## Provided information
++++++++++++++++++++
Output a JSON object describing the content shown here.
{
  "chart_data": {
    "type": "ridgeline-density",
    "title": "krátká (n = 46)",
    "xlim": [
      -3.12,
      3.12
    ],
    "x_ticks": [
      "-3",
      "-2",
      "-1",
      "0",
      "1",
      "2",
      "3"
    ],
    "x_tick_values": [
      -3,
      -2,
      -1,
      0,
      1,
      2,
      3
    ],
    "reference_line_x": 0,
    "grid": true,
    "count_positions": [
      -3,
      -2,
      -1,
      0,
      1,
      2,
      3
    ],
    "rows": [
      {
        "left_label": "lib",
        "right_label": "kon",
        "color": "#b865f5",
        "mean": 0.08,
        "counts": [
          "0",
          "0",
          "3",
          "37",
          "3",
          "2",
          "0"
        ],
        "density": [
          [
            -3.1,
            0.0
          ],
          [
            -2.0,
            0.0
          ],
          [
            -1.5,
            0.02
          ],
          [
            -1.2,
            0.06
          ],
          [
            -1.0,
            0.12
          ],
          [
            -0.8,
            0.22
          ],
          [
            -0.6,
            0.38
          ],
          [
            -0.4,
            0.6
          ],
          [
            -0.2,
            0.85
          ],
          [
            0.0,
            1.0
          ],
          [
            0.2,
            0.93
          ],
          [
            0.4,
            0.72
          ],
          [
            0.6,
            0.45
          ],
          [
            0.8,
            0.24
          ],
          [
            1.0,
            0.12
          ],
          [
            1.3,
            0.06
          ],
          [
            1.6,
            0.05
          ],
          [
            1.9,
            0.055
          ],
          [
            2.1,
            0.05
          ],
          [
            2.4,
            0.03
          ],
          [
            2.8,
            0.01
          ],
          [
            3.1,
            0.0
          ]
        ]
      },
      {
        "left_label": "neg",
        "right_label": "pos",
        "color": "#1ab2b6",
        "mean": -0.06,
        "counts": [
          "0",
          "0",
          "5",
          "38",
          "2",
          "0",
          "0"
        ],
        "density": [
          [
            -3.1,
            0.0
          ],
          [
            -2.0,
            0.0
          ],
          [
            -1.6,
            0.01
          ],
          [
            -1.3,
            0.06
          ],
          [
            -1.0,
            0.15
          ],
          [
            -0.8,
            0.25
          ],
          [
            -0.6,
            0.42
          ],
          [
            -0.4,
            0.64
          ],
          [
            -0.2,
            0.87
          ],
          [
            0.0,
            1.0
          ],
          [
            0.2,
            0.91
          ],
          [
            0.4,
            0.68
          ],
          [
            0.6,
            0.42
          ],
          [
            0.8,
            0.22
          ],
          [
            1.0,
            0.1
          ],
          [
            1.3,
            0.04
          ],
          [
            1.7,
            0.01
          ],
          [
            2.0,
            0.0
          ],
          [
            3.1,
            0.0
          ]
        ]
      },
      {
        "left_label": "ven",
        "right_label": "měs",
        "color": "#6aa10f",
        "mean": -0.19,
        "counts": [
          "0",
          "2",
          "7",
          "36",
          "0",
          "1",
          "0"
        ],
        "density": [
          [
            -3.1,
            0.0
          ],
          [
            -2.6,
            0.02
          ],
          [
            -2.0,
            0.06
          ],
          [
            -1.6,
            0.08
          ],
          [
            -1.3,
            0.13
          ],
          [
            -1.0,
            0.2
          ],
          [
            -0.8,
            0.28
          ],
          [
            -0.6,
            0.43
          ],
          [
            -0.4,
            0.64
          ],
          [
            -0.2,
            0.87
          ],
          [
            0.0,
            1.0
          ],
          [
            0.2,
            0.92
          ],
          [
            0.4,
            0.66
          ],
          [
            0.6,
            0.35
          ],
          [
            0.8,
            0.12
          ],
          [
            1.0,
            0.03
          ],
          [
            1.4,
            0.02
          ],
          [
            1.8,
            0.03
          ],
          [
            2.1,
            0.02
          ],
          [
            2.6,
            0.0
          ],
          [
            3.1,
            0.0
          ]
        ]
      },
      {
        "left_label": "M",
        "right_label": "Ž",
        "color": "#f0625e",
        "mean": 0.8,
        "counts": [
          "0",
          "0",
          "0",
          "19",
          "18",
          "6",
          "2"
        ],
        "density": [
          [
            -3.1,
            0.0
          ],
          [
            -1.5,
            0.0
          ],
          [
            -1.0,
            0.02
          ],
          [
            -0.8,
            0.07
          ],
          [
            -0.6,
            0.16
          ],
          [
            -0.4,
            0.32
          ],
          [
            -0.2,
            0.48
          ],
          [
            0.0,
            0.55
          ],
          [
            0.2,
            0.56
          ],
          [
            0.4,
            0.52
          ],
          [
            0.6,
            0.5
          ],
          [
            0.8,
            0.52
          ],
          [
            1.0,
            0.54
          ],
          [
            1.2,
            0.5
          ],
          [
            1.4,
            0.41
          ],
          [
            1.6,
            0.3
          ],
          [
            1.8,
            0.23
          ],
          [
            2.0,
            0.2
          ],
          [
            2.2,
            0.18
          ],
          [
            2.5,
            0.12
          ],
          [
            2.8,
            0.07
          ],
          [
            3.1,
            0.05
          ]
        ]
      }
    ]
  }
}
++++++++++++++++++++
Exactly reproduce the material above.

## The result
Output a JSON object describing the content shown here.
{
  "chart_data": {
    "type": "ridgeline-density",
    "title": "krátká (n = 46)",
    "xlim": [
      -3.12,
      3.12
    ],
    "x_ticks": [
      "-3",
      "-2",
      "-1",
      "0",
      "1",
      "2",
      "3"
    ],
    "x_tick_values": [
      -3,
      -2,
      -1,
      0,
      1,
      2,
      3
    ],
    "reference_line_x": 0,
    "grid": true,
    "count_positions": [
      -3,
      -2,
      -1,
      0,
      1,
      2,
      3
    ],
    "rows": [
      {
        "left_label": "lib",
        "right_label": "kon",
        "color": "#b865f5",
        "mean": 0.08,
        "counts": [
          "0",
          "0",
          "3",
          "37",
          "3",
          "2",
          "0"
        ],
        "density": [
          [
            -3.1,
            0.0
          ],
          [
            -2.0,
            0.0
          ],
          [
            -1.5,
            0.02
          ],
          [
            -1.2,
            0.06
          ],
          [
            -1.0,
            0.12
          ],
          [
            -0.8,
            0.22
          ],
          [
            -0.6,
            0.38
          ],
          [
            -0.4,
            0.6
          ],
          [
            -0.2,
            0.85
          ],
          [
            0.0,
            1.0
          ],
          [
            0.2,
            0.93
          ],
          [
            0.4,
            0.72
          ],
          [
            0.6,
            0.45
          ],
          [
            0.8,
            0.24
          ],
          [
            1.0,
            0.12
          ],
          [
            1.3,
            0.06
          ],
          [
            1.6,
            0.05
          ],
          [
            1.9,
            0.055
          ],
          [
            2.1,
            0.05
          ],
          [
            2.4,
            0.03
          ],
          [
            2.8,
            0.01
          ],
          [
            3.1,
            0.0
          ]
        ]
      },
      {
        "left_label": "neg",
        "right_label": "pos",
        "color": "#1ab2b6",
        "mean": -0.06,
        "counts": [
          "0",
          "0",
          "5",
          "38",
          "2",
          "0",
          "0"
        ],
        "density": [
          [
            -3.1,
            0.0
          ],
          [
            -2.0,
            0.0
          ],
          [
            -1.6,
            0.01
          ],
          [
            -1.3,
            0.06
          ],
          [
            -1.0,
            0.15
          ],
          [
            -0.8,
            0.25
          ],
          [
            -0.6,
            0.42
          ],
          [
            -0.4,
            0.64
          ],
          [
            -0.2,
            0.87
          ],
          [
            0.0,
            1.0
          ],
          [
            0.2,
            0.91
          ],
          [
            0.4,
            0.68
          ],
          [
            0.6,
            0.42
          ],
          [
            0.8,
            0.22
          ],
          [
            1.0,
            0.1
          ],
          [
            1.3,
            0.04
          ],
          [
            1.7,
            0.01
          ],
          [
            2.0,
            0.0
          ],
          [
            3.1,
            0.0
          ]
        ]
      },
      {
        "left_label": "ven",
        "right_label": "měs",
        "color": "#6aa10f",
        "mean": -0.19,
        "counts": [
          "0",
          "2",
          "7",
          "36",
          "0",
          "1",
          "0"
        ],
        "density": [
          [
            -3.1,
            0.0
          ],
          [
            -2.6,
            0.02
          ],
          [
            -2.0,
            0.06
          ],
          [
            -1.6,
            0.08
          ],
          [
            -1.3,
            0.13
          ],
          [
            -1.0,
            0.2
          ],
          [
            -0.8,
            0.28
          ],
          [
            -0.6,
            0.43
          ],
          [
            -0.4,
            0.64
          ],
          [
            -0.2,
            0.87
          ],
          [
            0.0,
            1.0
          ],
          [
            0.2,
            0.92
          ],
          [
            0.4,
            0.66
          ],
          [
            0.6,
            0.35
          ],
          [
            0.8,
            0.12
          ],
          [
            1.0,
            0.03
          ],
          [
            1.4,
            0.02
          ],
          [
            1.8,
            0.03
          ],
          [
            2.1,
            0.02
          ],
          [
            2.6,
            0.0
          ],
          [
            3.1,
            0.0
          ]
        ]
      },
      {
        "left_label": "M",
        "right_label": "Ž",
        "color": "#f0625e",
        "mean": 0.8,
        "counts": [
          "0",
          "0",
          "0",
          "19",
          "18",
          "6",
          "2"
        ],
        "density": [
          [
            -3.1,
            0.0
          ],
          [
            -1.5,
            0.0
          ],
          [
            -1.0,
            0.02
          ],
          [
            -0.8,
            0.07
          ],
          [
            -0.6,
            0.16
          ],
          [
            -0.4,
            0.32
          ],
          [
            -0.2,
            0.48
          ],
          [
            0.0,
            0.55
          ],
          [
            0.2,
            0.56
          ],
          [
            0.4,
            0.52
          ],
          [
            0.6,
            0.5
          ],
          [
            0.8,
            0.52
          ],
          [
            1.0,
            0.54
          ],
          [
            1.2,
            0.5
          ],
          [
            1.4,
            0.41
          ],
          [
            1.6,
            0.3
          ],
          [
            1.8,
            0.23
          ],
          [
            2.0,
            0.2
          ],
          [
            2.2,
            0.18
          ],
          [
            2.5,
            0.12
          ],
          [
            2.8,
            0.07
          ],
          [
            3.1,
            0.05
          ]
        ]
      }
    ]
  }
}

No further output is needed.